[Stored items]

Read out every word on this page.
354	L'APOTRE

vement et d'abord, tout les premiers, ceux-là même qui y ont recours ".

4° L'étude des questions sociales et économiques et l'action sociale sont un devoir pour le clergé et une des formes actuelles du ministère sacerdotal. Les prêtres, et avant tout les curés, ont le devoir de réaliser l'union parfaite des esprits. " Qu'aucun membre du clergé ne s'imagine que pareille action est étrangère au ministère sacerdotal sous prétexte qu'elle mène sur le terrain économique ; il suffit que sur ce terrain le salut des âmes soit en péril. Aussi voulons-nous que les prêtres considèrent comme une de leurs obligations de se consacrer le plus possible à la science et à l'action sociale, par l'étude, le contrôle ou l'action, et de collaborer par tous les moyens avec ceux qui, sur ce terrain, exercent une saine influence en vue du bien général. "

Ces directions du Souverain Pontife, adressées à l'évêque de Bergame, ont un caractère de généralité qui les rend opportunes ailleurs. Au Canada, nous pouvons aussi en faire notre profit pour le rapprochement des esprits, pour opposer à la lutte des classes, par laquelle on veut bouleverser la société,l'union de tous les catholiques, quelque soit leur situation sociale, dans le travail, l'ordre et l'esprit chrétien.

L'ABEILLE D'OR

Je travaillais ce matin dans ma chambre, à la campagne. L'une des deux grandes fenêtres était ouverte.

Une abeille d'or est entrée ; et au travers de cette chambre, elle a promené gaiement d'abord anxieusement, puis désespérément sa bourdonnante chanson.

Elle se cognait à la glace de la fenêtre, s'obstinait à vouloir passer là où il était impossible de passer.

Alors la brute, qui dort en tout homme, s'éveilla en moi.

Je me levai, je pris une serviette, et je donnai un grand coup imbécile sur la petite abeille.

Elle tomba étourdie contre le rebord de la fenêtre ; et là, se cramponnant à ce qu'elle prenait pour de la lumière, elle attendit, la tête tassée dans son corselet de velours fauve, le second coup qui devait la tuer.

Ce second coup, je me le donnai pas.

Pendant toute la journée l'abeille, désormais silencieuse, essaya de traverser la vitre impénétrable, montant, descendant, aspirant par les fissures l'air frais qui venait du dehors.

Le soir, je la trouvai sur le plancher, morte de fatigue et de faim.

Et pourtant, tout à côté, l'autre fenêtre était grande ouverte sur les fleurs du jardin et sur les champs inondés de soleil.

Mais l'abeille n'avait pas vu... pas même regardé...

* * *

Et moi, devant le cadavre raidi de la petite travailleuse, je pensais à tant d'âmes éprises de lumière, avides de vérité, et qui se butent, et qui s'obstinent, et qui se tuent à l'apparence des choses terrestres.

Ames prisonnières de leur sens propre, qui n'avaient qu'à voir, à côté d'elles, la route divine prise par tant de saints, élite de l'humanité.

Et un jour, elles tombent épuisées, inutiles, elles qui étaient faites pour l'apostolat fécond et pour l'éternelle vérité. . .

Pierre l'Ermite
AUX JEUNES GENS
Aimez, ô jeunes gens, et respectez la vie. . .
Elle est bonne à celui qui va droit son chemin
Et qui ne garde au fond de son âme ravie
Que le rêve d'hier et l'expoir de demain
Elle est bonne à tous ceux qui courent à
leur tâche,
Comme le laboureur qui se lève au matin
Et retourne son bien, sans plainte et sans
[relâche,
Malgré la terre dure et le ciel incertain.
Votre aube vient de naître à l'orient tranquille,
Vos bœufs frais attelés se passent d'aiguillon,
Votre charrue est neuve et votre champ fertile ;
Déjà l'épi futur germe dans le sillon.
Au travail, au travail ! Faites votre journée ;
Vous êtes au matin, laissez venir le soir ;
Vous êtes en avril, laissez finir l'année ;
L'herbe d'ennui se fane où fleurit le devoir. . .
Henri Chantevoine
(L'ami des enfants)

TASK PROMPT
Give back the whole listing, word for word.

EXERCISE RESPONSE
Read out every word on this page.
354	L'APOTRE

vement et d'abord, tout les premiers, ceux-là même qui y ont recours ".

4° L'étude des questions sociales et économiques et l'action sociale sont un devoir pour le clergé et une des formes actuelles du ministère sacerdotal. Les prêtres, et avant tout les curés, ont le devoir de réaliser l'union parfaite des esprits. " Qu'aucun membre du clergé ne s'imagine que pareille action est étrangère au ministère sacerdotal sous prétexte qu'elle mène sur le terrain économique ; il suffit que sur ce terrain le salut des âmes soit en péril. Aussi voulons-nous que les prêtres considèrent comme une de leurs obligations de se consacrer le plus possible à la science et à l'action sociale, par l'étude, le contrôle ou l'action, et de collaborer par tous les moyens avec ceux qui, sur ce terrain, exercent une saine influence en vue du bien général. "

Ces directions du Souverain Pontife, adressées à l'évêque de Bergame, ont un caractère de généralité qui les rend opportunes ailleurs. Au Canada, nous pouvons aussi en faire notre profit pour le rapprochement des esprits, pour opposer à la lutte des classes, par laquelle on veut bouleverser la société,l'union de tous les catholiques, quelque soit leur situation sociale, dans le travail, l'ordre et l'esprit chrétien.

L'ABEILLE D'OR

Je travaillais ce matin dans ma chambre, à la campagne. L'une des deux grandes fenêtres était ouverte.

Une abeille d'or est entrée ; et au travers de cette chambre, elle a promené gaiement d'abord anxieusement, puis désespérément sa bourdonnante chanson.

Elle se cognait à la glace de la fenêtre, s'obstinait à vouloir passer là où il était impossible de passer.

Alors la brute, qui dort en tout homme, s'éveilla en moi.

Je me levai, je pris une serviette, et je donnai un grand coup imbécile sur la petite abeille.

Elle tomba étourdie contre le rebord de la fenêtre ; et là, se cramponnant à ce qu'elle prenait pour de la lumière, elle attendit, la tête tassée dans son corselet de velours fauve, le second coup qui devait la tuer.

Ce second coup, je me le donnai pas.

Pendant toute la journée l'abeille, désormais silencieuse, essaya de traverser la vitre impénétrable, montant, descendant, aspirant par les fissures l'air frais qui venait du dehors.

Le soir, je la trouvai sur le plancher, morte de fatigue et de faim.

Et pourtant, tout à côté, l'autre fenêtre était grande ouverte sur les fleurs du jardin et sur les champs inondés de soleil.

Mais l'abeille n'avait pas vu... pas même regardé...

* * *

Et moi, devant le cadavre raidi de la petite travailleuse, je pensais à tant d'âmes éprises de lumière, avides de vérité, et qui se butent, et qui s'obstinent, et qui se tuent à l'apparence des choses terrestres.

Ames prisonnières de leur sens propre, qui n'avaient qu'à voir, à côté d'elles, la route divine prise par tant de saints, élite de l'humanité.

Et un jour, elles tombent épuisées, inutiles, elles qui étaient faites pour l'apostolat fécond et pour l'éternelle vérité. . .

Pierre l'Ermite
AUX JEUNES GENS
Aimez, ô jeunes gens, et respectez la vie. . .
Elle est bonne à celui qui va droit son chemin
Et qui ne garde au fond de son âme ravie
Que le rêve d'hier et l'expoir de demain
Elle est bonne à tous ceux qui courent à
leur tâche,
Comme le laboureur qui se lève au matin
Et retourne son bien, sans plainte et sans
[relâche,
Malgré la terre dure et le ciel incertain.
Votre aube vient de naître à l'orient tranquille,
Vos bœufs frais attelés se passent d'aiguillon,
Votre charrue est neuve et votre champ fertile ;
Déjà l'épi futur germe dans le sillon.
Au travail, au travail ! Faites votre journée ;
Vous êtes au matin, laissez venir le soir ;
Vous êtes en avril, laissez finir l'année ;
L'herbe d'ennui se fane où fleurit le devoir. . .
Henri Chantevoine
(L'ami des enfants)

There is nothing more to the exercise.